RECORDS

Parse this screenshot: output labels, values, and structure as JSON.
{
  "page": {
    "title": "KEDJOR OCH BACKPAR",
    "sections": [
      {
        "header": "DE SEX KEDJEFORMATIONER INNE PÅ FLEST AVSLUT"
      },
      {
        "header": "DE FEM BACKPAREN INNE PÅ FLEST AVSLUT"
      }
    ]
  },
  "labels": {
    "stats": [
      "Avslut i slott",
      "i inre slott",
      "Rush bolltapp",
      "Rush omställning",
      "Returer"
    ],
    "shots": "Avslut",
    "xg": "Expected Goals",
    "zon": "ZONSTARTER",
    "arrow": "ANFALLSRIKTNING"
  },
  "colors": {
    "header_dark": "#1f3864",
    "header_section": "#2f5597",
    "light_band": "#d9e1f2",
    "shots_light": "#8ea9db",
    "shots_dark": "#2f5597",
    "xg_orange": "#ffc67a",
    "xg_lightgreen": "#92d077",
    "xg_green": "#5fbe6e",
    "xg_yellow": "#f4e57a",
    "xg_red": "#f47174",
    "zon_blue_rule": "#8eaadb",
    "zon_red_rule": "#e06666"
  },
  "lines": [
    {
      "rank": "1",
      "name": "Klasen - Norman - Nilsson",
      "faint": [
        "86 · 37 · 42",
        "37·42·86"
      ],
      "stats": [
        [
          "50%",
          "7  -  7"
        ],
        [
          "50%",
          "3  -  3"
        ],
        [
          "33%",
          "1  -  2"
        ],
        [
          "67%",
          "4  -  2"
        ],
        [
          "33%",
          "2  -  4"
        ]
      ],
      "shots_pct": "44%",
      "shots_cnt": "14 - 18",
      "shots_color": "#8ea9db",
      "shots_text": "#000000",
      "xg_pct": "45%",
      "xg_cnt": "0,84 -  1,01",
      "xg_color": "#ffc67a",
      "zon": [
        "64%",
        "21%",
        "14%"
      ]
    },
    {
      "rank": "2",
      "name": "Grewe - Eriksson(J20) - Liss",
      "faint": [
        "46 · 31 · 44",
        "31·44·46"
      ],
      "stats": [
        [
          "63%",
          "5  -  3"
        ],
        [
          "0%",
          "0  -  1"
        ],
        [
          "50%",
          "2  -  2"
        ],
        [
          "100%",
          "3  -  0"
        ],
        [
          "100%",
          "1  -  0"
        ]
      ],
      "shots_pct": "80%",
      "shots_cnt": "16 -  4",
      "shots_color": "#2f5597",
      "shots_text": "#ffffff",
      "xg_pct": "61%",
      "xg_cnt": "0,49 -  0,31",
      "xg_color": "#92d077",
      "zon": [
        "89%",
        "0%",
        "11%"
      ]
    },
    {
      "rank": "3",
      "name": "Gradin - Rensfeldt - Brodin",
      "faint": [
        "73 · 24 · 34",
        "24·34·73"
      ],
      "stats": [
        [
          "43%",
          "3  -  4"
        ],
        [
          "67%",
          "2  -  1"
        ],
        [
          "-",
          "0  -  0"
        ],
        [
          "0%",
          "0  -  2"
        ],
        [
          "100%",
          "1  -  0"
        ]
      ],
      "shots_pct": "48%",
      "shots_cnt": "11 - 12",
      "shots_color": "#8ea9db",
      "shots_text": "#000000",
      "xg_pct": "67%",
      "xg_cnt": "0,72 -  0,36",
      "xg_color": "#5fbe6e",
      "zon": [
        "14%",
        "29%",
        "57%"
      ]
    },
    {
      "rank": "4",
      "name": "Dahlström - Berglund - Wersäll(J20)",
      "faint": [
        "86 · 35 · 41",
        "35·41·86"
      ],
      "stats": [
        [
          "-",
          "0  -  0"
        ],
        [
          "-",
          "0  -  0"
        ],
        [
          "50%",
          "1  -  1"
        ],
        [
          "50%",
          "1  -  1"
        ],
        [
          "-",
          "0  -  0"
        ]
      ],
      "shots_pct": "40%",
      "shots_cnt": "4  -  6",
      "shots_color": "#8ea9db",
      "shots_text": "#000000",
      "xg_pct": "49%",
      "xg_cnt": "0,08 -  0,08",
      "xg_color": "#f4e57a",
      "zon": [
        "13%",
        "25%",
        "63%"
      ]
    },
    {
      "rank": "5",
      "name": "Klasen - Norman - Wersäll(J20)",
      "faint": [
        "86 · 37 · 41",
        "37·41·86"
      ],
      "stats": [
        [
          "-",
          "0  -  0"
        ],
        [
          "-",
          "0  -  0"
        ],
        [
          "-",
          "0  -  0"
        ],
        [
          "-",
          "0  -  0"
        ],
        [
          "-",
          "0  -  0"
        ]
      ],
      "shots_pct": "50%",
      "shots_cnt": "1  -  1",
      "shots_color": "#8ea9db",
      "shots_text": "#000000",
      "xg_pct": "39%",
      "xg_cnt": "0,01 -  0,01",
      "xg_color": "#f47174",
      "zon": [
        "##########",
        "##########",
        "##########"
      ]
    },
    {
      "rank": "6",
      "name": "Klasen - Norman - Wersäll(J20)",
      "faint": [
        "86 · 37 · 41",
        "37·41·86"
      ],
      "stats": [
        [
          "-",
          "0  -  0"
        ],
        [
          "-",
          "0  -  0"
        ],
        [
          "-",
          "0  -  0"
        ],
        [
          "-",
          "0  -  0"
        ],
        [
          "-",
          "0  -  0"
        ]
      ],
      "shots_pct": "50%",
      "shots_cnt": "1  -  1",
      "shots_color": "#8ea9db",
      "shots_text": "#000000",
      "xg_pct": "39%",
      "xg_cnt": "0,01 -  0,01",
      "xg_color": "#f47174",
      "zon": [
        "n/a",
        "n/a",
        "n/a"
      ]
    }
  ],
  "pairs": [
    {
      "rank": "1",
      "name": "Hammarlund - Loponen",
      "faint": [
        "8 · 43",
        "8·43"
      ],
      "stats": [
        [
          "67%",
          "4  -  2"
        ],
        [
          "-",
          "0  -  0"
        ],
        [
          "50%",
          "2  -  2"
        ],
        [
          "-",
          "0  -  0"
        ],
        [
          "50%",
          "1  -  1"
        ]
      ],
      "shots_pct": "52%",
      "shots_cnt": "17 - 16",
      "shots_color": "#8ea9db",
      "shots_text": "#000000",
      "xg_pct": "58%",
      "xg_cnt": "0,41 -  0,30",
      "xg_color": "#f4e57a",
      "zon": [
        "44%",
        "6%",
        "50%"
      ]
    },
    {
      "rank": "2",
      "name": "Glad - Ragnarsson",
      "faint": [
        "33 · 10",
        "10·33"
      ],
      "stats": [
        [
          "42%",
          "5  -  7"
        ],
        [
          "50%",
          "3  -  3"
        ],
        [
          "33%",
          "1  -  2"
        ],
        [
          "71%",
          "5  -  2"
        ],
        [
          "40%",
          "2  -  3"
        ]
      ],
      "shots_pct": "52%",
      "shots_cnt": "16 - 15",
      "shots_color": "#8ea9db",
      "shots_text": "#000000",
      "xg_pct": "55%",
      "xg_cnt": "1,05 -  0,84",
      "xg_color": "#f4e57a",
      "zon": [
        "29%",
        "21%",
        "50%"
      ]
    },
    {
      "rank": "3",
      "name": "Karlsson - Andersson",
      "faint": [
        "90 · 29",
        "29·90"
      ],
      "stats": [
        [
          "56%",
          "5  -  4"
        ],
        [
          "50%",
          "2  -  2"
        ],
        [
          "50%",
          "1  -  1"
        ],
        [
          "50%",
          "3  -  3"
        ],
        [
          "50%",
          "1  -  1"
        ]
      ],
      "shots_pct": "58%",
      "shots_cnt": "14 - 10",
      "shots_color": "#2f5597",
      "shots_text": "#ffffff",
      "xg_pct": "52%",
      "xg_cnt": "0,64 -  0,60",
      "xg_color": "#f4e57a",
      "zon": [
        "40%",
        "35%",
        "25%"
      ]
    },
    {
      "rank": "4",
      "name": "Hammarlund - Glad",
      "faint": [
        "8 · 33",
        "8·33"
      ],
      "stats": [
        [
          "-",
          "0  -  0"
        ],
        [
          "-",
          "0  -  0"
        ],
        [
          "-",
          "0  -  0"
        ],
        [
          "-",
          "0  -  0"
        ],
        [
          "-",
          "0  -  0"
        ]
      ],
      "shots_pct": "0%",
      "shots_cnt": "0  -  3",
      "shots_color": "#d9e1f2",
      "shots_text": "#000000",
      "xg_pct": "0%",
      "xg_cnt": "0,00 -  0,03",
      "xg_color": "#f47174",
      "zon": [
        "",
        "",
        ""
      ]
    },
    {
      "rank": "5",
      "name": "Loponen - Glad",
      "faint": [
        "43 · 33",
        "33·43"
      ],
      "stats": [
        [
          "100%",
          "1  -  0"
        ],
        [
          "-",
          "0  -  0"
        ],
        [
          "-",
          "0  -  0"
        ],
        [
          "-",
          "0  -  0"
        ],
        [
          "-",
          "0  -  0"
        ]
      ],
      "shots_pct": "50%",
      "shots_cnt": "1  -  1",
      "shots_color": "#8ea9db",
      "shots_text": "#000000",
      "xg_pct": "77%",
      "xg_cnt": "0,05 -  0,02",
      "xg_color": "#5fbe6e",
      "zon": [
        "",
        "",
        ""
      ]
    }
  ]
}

DIRECTIVE
Working from the entries above, return all lines that contain "Glad".

RESPONSE BELOW
      "name": "Glad - Ragnarsson",
      "name": "Hammarlund - Glad",
      "name": "Loponen - Glad",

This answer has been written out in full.